- PROBLEM STATEMENT
Send back all the data below, exactly as given.

§ §

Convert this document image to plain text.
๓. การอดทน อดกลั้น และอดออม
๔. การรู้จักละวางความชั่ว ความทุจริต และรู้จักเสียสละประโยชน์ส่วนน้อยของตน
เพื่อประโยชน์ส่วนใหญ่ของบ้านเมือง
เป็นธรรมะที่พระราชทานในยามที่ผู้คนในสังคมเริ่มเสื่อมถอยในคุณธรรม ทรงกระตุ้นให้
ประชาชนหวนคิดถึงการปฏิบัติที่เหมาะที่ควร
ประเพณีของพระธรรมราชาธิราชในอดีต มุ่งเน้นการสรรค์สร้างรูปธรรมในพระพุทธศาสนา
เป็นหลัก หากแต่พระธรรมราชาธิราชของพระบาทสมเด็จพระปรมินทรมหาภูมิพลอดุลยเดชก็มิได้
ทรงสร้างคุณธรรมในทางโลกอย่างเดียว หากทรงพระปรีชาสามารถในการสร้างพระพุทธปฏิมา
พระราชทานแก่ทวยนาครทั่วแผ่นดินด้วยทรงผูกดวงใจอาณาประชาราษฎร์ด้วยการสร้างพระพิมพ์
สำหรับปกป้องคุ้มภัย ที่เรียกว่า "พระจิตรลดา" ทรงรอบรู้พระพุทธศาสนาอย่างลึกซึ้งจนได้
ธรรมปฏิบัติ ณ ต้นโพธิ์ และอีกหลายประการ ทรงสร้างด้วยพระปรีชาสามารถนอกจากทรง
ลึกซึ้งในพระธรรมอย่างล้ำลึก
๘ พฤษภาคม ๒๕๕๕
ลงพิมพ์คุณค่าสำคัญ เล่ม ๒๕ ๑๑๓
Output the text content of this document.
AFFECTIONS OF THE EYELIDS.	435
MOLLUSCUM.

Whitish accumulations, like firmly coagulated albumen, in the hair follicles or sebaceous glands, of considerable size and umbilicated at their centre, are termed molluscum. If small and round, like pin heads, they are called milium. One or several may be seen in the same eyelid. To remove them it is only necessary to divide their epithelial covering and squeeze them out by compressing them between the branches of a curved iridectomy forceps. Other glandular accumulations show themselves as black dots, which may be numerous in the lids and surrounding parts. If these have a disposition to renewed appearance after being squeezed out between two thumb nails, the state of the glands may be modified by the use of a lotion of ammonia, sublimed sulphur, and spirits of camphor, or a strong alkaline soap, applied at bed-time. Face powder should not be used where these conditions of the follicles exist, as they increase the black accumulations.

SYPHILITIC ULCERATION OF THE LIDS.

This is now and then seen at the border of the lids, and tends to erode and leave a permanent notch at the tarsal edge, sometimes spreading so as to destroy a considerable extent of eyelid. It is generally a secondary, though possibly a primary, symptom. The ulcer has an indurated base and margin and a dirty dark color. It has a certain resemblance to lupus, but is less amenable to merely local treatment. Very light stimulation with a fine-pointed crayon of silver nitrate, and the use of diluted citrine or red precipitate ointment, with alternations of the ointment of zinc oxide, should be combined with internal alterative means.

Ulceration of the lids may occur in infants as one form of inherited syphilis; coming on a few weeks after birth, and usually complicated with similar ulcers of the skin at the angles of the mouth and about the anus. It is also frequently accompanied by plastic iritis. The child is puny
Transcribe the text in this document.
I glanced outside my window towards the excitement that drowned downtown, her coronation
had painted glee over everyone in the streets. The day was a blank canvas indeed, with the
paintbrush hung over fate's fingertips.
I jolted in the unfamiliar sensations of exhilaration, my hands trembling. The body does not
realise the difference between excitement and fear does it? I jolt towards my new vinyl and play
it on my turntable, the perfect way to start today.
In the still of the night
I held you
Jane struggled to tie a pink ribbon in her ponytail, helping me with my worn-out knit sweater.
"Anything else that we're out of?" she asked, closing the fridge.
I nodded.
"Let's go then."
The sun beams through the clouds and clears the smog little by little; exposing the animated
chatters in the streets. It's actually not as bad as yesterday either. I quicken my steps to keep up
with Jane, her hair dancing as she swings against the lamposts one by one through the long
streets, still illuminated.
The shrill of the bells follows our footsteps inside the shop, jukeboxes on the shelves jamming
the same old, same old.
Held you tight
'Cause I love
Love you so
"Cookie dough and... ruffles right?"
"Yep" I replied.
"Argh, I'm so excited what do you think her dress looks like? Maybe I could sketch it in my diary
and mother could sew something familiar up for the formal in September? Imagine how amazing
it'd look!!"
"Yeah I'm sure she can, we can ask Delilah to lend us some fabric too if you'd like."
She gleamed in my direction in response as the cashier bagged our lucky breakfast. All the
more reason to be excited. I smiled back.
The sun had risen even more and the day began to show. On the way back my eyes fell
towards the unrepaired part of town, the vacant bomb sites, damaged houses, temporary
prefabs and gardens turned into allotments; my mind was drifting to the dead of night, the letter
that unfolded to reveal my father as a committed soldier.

§ §

- REPLY TO THE EXERCISE
Convert this document image to plain text.
๓. การอดทน อดกลั้น และอดออม
๔. การรู้จักละวางความชั่ว ความทุจริต และรู้จักเสียสละประโยชน์ส่วนน้อยของตน
เพื่อประโยชน์ส่วนใหญ่ของบ้านเมือง
เป็นธรรมะที่พระราชทานในยามที่ผู้คนในสังคมเริ่มเสื่อมถอยในคุณธรรม ทรงกระตุ้นให้
ประชาชนหวนคิดถึงการปฏิบัติที่เหมาะที่ควร
ประเพณีของพระธรรมราชาธิราชในอดีต มุ่งเน้นการสรรค์สร้างรูปธรรมในพระพุทธศาสนา
เป็นหลัก หากแต่พระธรรมราชาธิราชของพระบาทสมเด็จพระปรมินทรมหาภูมิพลอดุลยเดชก็มิได้
ทรงสร้างคุณธรรมในทางโลกอย่างเดียว หากทรงพระปรีชาสามารถในการสร้างพระพุทธปฏิมา
พระราชทานแก่ทวยนาครทั่วแผ่นดินด้วยทรงผูกดวงใจอาณาประชาราษฎร์ด้วยการสร้างพระพิมพ์
สำหรับปกป้องคุ้มภัย ที่เรียกว่า "พระจิตรลดา" ทรงรอบรู้พระพุทธศาสนาอย่างลึกซึ้งจนได้
ธรรมปฏิบัติ ณ ต้นโพธิ์ และอีกหลายประการ ทรงสร้างด้วยพระปรีชาสามารถนอกจากทรง
ลึกซึ้งในพระธรรมอย่างล้ำลึก
๘ พฤษภาคม ๒๕๕๕
ลงพิมพ์คุณค่าสำคัญ เล่ม ๒๕ ๑๑๓
Output the text content of this document.
AFFECTIONS OF THE EYELIDS.	435
MOLLUSCUM.

Whitish accumulations, like firmly coagulated albumen, in the hair follicles or sebaceous glands, of considerable size and umbilicated at their centre, are termed molluscum. If small and round, like pin heads, they are called milium. One or several may be seen in the same eyelid. To remove them it is only necessary to divide their epithelial covering and squeeze them out by compressing them between the branches of a curved iridectomy forceps. Other glandular accumulations show themselves as black dots, which may be numerous in the lids and surrounding parts. If these have a disposition to renewed appearance after being squeezed out between two thumb nails, the state of the glands may be modified by the use of a lotion of ammonia, sublimed sulphur, and spirits of camphor, or a strong alkaline soap, applied at bed-time. Face powder should not be used where these conditions of the follicles exist, as they increase the black accumulations.

SYPHILITIC ULCERATION OF THE LIDS.

This is now and then seen at the border of the lids, and tends to erode and leave a permanent notch at the tarsal edge, sometimes spreading so as to destroy a considerable extent of eyelid. It is generally a secondary, though possibly a primary, symptom. The ulcer has an indurated base and margin and a dirty dark color. It has a certain resemblance to lupus, but is less amenable to merely local treatment. Very light stimulation with a fine-pointed crayon of silver nitrate, and the use of diluted citrine or red precipitate ointment, with alternations of the ointment of zinc oxide, should be combined with internal alterative means.

Ulceration of the lids may occur in infants as one form of inherited syphilis; coming on a few weeks after birth, and usually complicated with similar ulcers of the skin at the angles of the mouth and about the anus. It is also frequently accompanied by plastic iritis. The child is puny
Transcribe the text in this document.
I glanced outside my window towards the excitement that drowned downtown, her coronation
had painted glee over everyone in the streets. The day was a blank canvas indeed, with the
paintbrush hung over fate's fingertips.
I jolted in the unfamiliar sensations of exhilaration, my hands trembling. The body does not
realise the difference between excitement and fear does it? I jolt towards my new vinyl and play
it on my turntable, the perfect way to start today.
In the still of the night
I held you
Jane struggled to tie a pink ribbon in her ponytail, helping me with my worn-out knit sweater.
"Anything else that we're out of?" she asked, closing the fridge.
I nodded.
"Let's go then."
The sun beams through the clouds and clears the smog little by little; exposing the animated
chatters in the streets. It's actually not as bad as yesterday either. I quicken my steps to keep up
with Jane, her hair dancing as she swings against the lamposts one by one through the long
streets, still illuminated.
The shrill of the bells follows our footsteps inside the shop, jukeboxes on the shelves jamming
the same old, same old.
Held you tight
'Cause I love
Love you so
"Cookie dough and... ruffles right?"
"Yep" I replied.
"Argh, I'm so excited what do you think her dress looks like? Maybe I could sketch it in my diary
and mother could sew something familiar up for the formal in September? Imagine how amazing
it'd look!!"
"Yeah I'm sure she can, we can ask Delilah to lend us some fabric too if you'd like."
She gleamed in my direction in response as the cashier bagged our lucky breakfast. All the
more reason to be excited. I smiled back.
The sun had risen even more and the day began to show. On the way back my eyes fell
towards the unrepaired part of town, the vacant bomb sites, damaged houses, temporary
prefabs and gardens turned into allotments; my mind was drifting to the dead of night, the letter
that unfolded to reveal my father as a committed soldier.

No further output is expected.